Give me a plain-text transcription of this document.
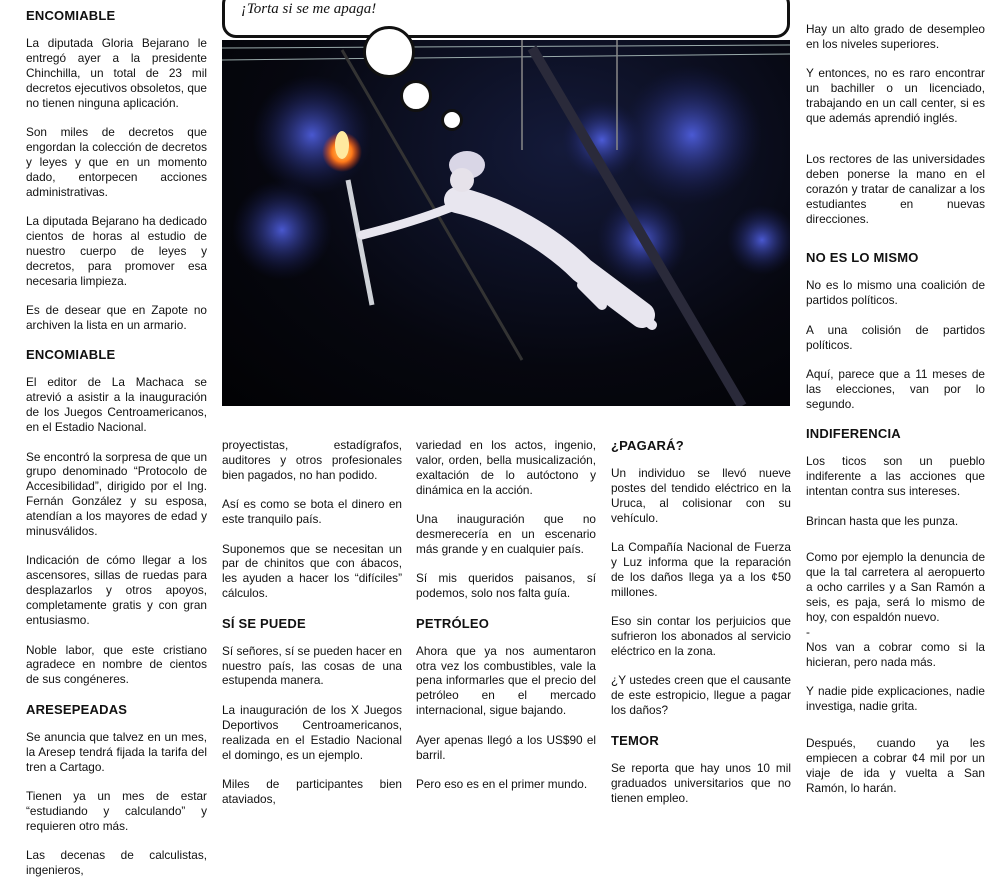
ENCOMIABLE

La diputada Gloria Bejarano le entregó ayer a la presidente Chinchilla, un total de 23 mil decretos ejecutivos obsoletos, que no tienen ninguna aplicación.

Son miles de decretos que engordan la colección de decretos y leyes y que en un momento dado, entorpecen acciones administrativas.

La diputada Bejarano ha dedicado cientos de horas al estudio de nuestro cuerpo de leyes y decretos, para promover esa necesaria limpieza.

Es de desear que en Zapote no archiven la lista en un armario.

ENCOMIABLE

El editor de La Machaca se atrevió a asistir a la inauguración de los Juegos Centroamericanos, en el Estadio Nacional.

Se encontró la sorpresa de que un grupo denominado “Protocolo de Accesibilidad”, dirigido por el Ing. Fernán González y su esposa, atendían a los mayores de edad y minusválidos.

Indicación de cómo llegar a los ascensores, sillas de ruedas para desplazarlos y otros apoyos, completamente gratis y con gran entusiasmo.

Noble labor, que este cristiano agradece en nombre de cientos de sus congéneres.

ARESEPEADAS

Se anuncia que talvez en un mes, la Aresep tendrá fijada la tarifa del tren a Cartago.

Tienen ya un mes de estar “estudiando y calculando” y requieren otro más.

Las decenas de calculistas, ingenieros,

¡Torta si se me apaga!

proyectistas, estadígrafos, auditores y otros profesionales bien pagados, no han podido.

Así es como se bota el dinero en este tranquilo país.

Suponemos que se necesitan un par de chinitos que con ábacos, les ayuden a hacer los “difíciles” cálculos.

SÍ SE PUEDE

Sí señores, sí se pueden hacer en nuestro país, las cosas de una estupenda manera.

La inauguración de los X Juegos Deportivos Centroamericanos, realizada en el Estadio Nacional el domingo, es un ejemplo.

Miles de participantes bien ataviados,

variedad en los actos, ingenio, valor, orden, bella musicalización, exaltación de lo autóctono y dinámica en la acción.

Una inauguración que no desmerecería en un escenario más grande y en cualquier país.

Sí mis queridos paisanos, sí podemos, solo nos falta guía.

PETRÓLEO

Ahora que ya nos aumentaron otra vez los combustibles, vale la pena informarles que el precio del petróleo en el mercado internacional, sigue bajando.

Ayer apenas llegó a los US$90 el barril.

Pero eso es en el primer mundo.

¿PAGARÁ?

Un individuo se llevó nueve postes del tendido eléctrico en la Uruca, al colisionar con su vehículo.

La Compañía Nacional de Fuerza y Luz informa que la reparación de los daños llega ya a los ¢50 millones.

Eso sin contar los perjuicios que sufrieron los abonados al servicio eléctrico en la zona.

¿Y ustedes creen que el causante de este estropicio, llegue a pagar los daños?

TEMOR

Se reporta que hay unos 10 mil graduados universitarios que no tienen empleo.

Hay un alto grado de desempleo en los niveles superiores.

Y entonces, no es raro encontrar un bachiller o un licenciado, trabajando en un call center, si es que además aprendió inglés.

Los rectores de las universidades deben ponerse la mano en el corazón y tratar de canalizar a los estudiantes en nuevas direcciones.

NO ES LO MISMO

No es lo mismo una coalición de partidos políticos.

A una colisión de partidos políticos.

Aquí, parece que a 11 meses de las elecciones, van por lo segundo.

INDIFERENCIA

Los ticos son un pueblo indiferente a las acciones que intentan contra sus intereses.

Brincan hasta que les punza.

Como por ejemplo la denuncia de que la tal carretera al aeropuerto a ocho carriles y a San Ramón a seis, es paja, será lo mismo de hoy, con espaldón nuevo.

-

Nos van a cobrar como si la hicieran, pero nada más.

Y nadie pide explicaciones, nadie investiga, nadie grita.

Después, cuando ya les empiecen a cobrar ¢4 mil por un viaje de ida y vuelta a San Ramón, lo harán.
------------------------------------------------------------
• **Stated goal**
Reproduce the records above exactly, leaving out every picture they contain.

• **Finished task**
Give me a plain-text transcription of this document.
ENCOMIABLE

La diputada Gloria Bejarano le entregó ayer a la presidente Chinchilla, un total de 23 mil decretos ejecutivos obsoletos, que no tienen ninguna aplicación.

Son miles de decretos que engordan la colección de decretos y leyes y que en un momento dado, entorpecen acciones administrativas.

La diputada Bejarano ha dedicado cientos de horas al estudio de nuestro cuerpo de leyes y decretos, para promover esa necesaria limpieza.

Es de desear que en Zapote no archiven la lista en un armario.

ENCOMIABLE

El editor de La Machaca se atrevió a asistir a la inauguración de los Juegos Centroamericanos, en el Estadio Nacional.

Se encontró la sorpresa de que un grupo denominado “Protocolo de Accesibilidad”, dirigido por el Ing. Fernán González y su esposa, atendían a los mayores de edad y minusválidos.

Indicación de cómo llegar a los ascensores, sillas de ruedas para desplazarlos y otros apoyos, completamente gratis y con gran entusiasmo.

Noble labor, que este cristiano agradece en nombre de cientos de sus congéneres.

ARESEPEADAS

Se anuncia que talvez en un mes, la Aresep tendrá fijada la tarifa del tren a Cartago.

Tienen ya un mes de estar “estudiando y calculando” y requieren otro más.

Las decenas de calculistas, ingenieros,

¡Torta si se me apaga!

proyectistas, estadígrafos, auditores y otros profesionales bien pagados, no han podido.

Así es como se bota el dinero en este tranquilo país.

Suponemos que se necesitan un par de chinitos que con ábacos, les ayuden a hacer los “difíciles” cálculos.

SÍ SE PUEDE

Sí señores, sí se pueden hacer en nuestro país, las cosas de una estupenda manera.

La inauguración de los X Juegos Deportivos Centroamericanos, realizada en el Estadio Nacional el domingo, es un ejemplo.

Miles de participantes bien ataviados,

variedad en los actos, ingenio, valor, orden, bella musicalización, exaltación de lo autóctono y dinámica en la acción.

Una inauguración que no desmerecería en un escenario más grande y en cualquier país.

Sí mis queridos paisanos, sí podemos, solo nos falta guía.

PETRÓLEO

Ahora que ya nos aumentaron otra vez los combustibles, vale la pena informarles que el precio del petróleo en el mercado internacional, sigue bajando.

Ayer apenas llegó a los US$90 el barril.

Pero eso es en el primer mundo.

¿PAGARÁ?

Un individuo se llevó nueve postes del tendido eléctrico en la Uruca, al colisionar con su vehículo.

La Compañía Nacional de Fuerza y Luz informa que la reparación de los daños llega ya a los ¢50 millones.

Eso sin contar los perjuicios que sufrieron los abonados al servicio eléctrico en la zona.

¿Y ustedes creen que el causante de este estropicio, llegue a pagar los daños?

TEMOR

Se reporta que hay unos 10 mil graduados universitarios que no tienen empleo.

Hay un alto grado de desempleo en los niveles superiores.

Y entonces, no es raro encontrar un bachiller o un licenciado, trabajando en un call center, si es que además aprendió inglés.

Los rectores de las universidades deben ponerse la mano en el corazón y tratar de canalizar a los estudiantes en nuevas direcciones.

NO ES LO MISMO

No es lo mismo una coalición de partidos políticos.

A una colisión de partidos políticos.

Aquí, parece que a 11 meses de las elecciones, van por lo segundo.

INDIFERENCIA

Los ticos son un pueblo indiferente a las acciones que intentan contra sus intereses.

Brincan hasta que les punza.

Como por ejemplo la denuncia de que la tal carretera al aeropuerto a ocho carriles y a San Ramón a seis, es paja, será lo mismo de hoy, con espaldón nuevo.

-

Nos van a cobrar como si la hicieran, pero nada más.

Y nadie pide explicaciones, nadie investiga, nadie grita.

Después, cuando ya les empiecen a cobrar ¢4 mil por un viaje de ida y vuelta a San Ramón, lo harán.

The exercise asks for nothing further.